=== RECORDED INFORMATION ===
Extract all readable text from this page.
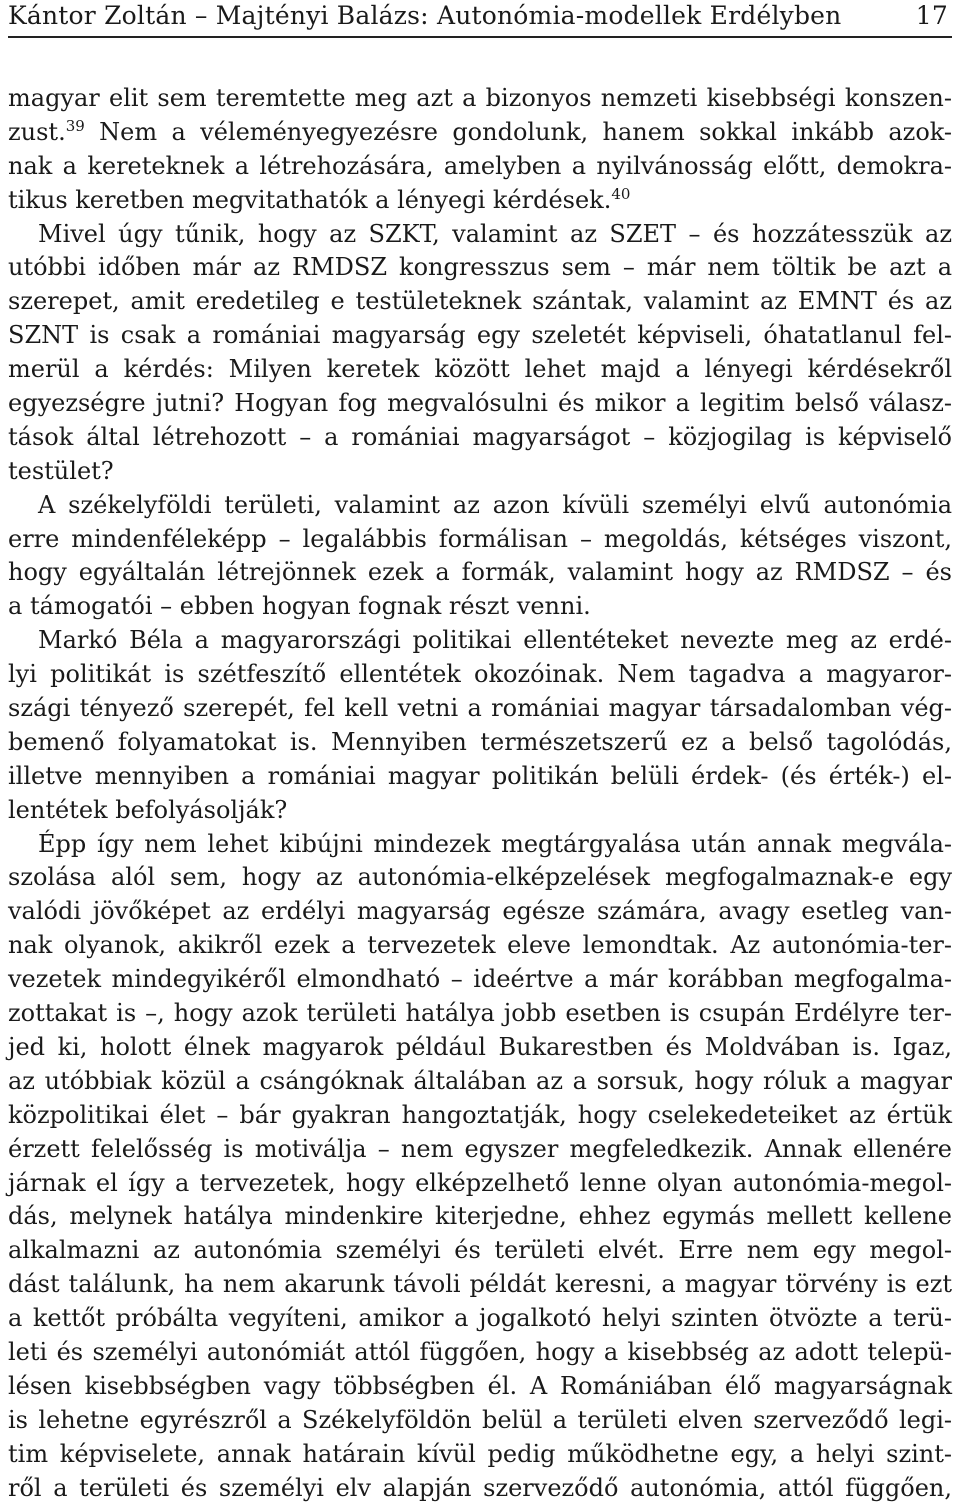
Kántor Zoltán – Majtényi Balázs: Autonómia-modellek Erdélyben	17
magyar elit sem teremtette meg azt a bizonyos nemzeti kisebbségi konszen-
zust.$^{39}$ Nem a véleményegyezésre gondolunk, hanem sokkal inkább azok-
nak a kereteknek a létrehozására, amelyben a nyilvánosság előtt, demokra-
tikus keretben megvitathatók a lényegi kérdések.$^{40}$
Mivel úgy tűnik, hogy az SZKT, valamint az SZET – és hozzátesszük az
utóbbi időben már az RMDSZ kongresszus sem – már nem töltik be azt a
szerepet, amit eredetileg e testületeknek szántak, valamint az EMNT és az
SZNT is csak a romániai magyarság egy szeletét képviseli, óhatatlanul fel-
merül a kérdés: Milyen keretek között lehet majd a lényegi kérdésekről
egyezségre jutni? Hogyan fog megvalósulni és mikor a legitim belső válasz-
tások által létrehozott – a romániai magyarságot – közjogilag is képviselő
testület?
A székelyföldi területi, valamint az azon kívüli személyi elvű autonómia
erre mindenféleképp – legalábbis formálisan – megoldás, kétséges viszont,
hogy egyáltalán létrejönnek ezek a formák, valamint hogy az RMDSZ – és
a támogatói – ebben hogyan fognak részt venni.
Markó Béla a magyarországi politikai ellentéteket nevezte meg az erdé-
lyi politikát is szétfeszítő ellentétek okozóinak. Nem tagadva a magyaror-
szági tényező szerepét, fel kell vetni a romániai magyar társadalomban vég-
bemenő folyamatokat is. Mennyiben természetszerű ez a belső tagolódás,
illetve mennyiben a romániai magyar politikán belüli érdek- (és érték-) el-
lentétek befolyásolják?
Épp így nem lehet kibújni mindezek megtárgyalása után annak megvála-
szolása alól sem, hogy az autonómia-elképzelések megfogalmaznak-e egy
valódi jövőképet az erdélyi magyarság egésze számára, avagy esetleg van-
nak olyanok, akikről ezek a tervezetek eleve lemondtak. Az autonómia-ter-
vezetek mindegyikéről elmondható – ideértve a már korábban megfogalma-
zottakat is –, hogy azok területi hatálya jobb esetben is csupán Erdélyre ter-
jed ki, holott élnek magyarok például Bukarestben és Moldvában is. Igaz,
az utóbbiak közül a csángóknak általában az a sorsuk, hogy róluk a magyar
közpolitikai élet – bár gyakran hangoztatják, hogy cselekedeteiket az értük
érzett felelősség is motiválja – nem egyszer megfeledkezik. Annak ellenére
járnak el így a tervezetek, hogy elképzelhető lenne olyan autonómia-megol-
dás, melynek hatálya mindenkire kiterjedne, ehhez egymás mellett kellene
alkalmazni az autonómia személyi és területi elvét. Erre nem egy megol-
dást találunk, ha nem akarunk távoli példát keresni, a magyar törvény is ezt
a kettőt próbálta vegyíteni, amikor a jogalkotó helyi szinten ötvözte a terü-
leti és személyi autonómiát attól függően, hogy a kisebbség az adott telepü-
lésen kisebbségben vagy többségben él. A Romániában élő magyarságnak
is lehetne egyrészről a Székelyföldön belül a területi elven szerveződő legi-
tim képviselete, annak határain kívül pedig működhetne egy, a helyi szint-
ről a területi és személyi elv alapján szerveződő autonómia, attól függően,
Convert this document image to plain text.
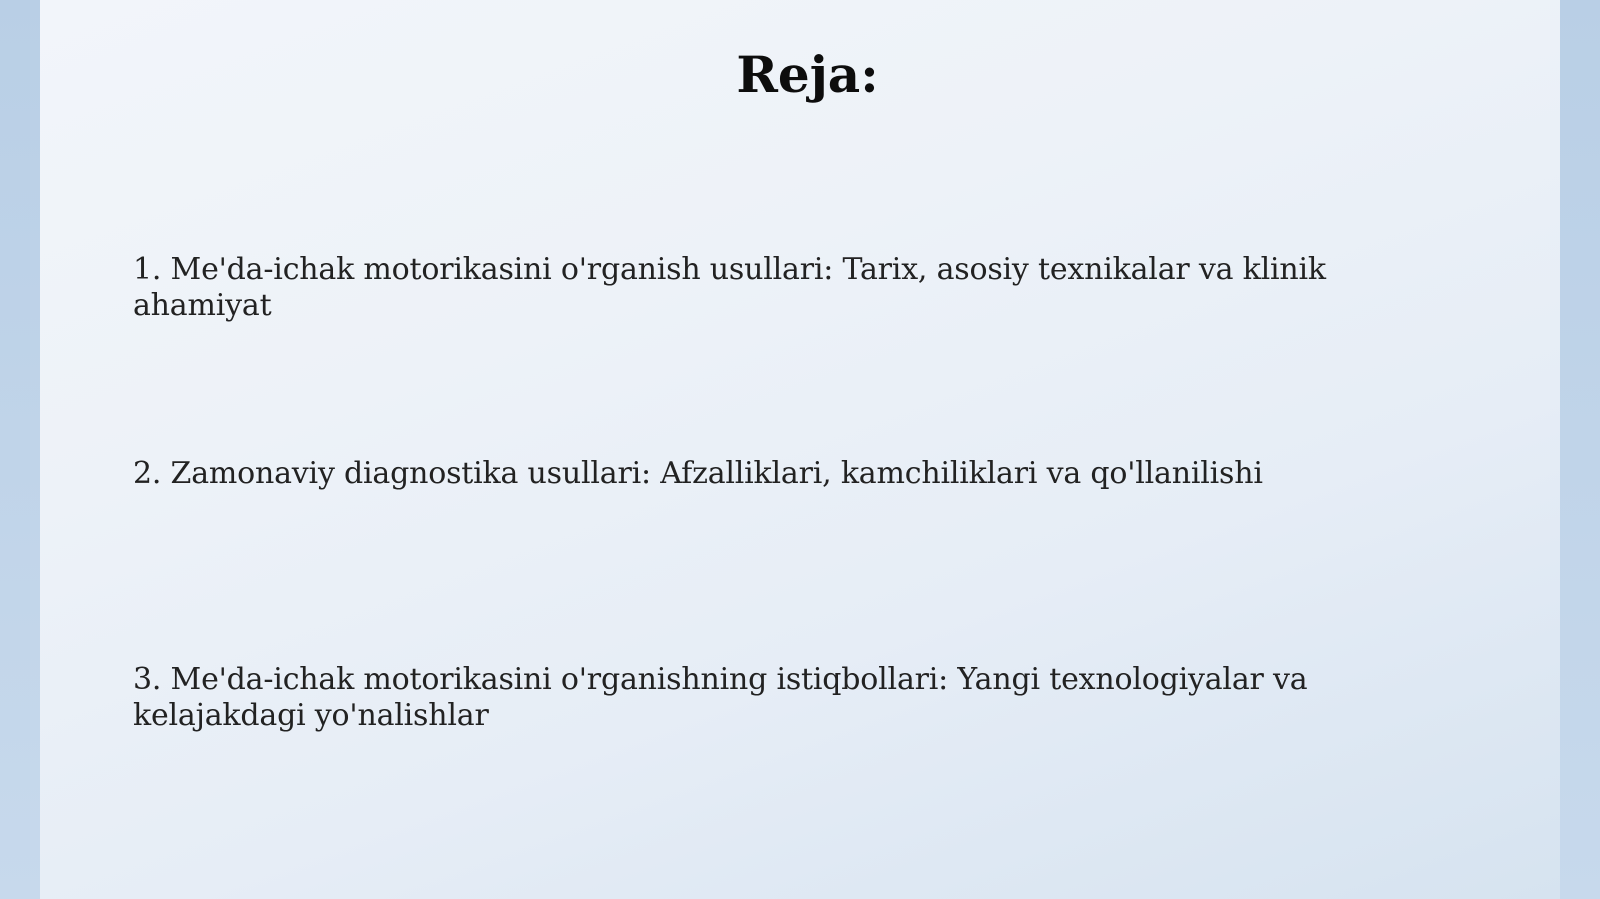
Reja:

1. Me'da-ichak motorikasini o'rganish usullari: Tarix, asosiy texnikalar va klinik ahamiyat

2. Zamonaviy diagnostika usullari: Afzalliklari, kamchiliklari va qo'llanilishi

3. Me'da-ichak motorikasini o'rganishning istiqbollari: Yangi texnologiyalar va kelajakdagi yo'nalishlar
===
### THE EXERCISE:
Exclude all pictures and reproduce verbatim the lines running from the line that contains "Convert this document image to plain text." to the end of the data above, both ends included.

### FULL RESPONSE:
Convert this document image to plain text.
Reja:

1. Me'da-ichak motorikasini o'rganish usullari: Tarix, asosiy texnikalar va klinik ahamiyat

2. Zamonaviy diagnostika usullari: Afzalliklari, kamchiliklari va qo'llanilishi

3. Me'da-ichak motorikasini o'rganishning istiqbollari: Yangi texnologiyalar va kelajakdagi yo'nalishlar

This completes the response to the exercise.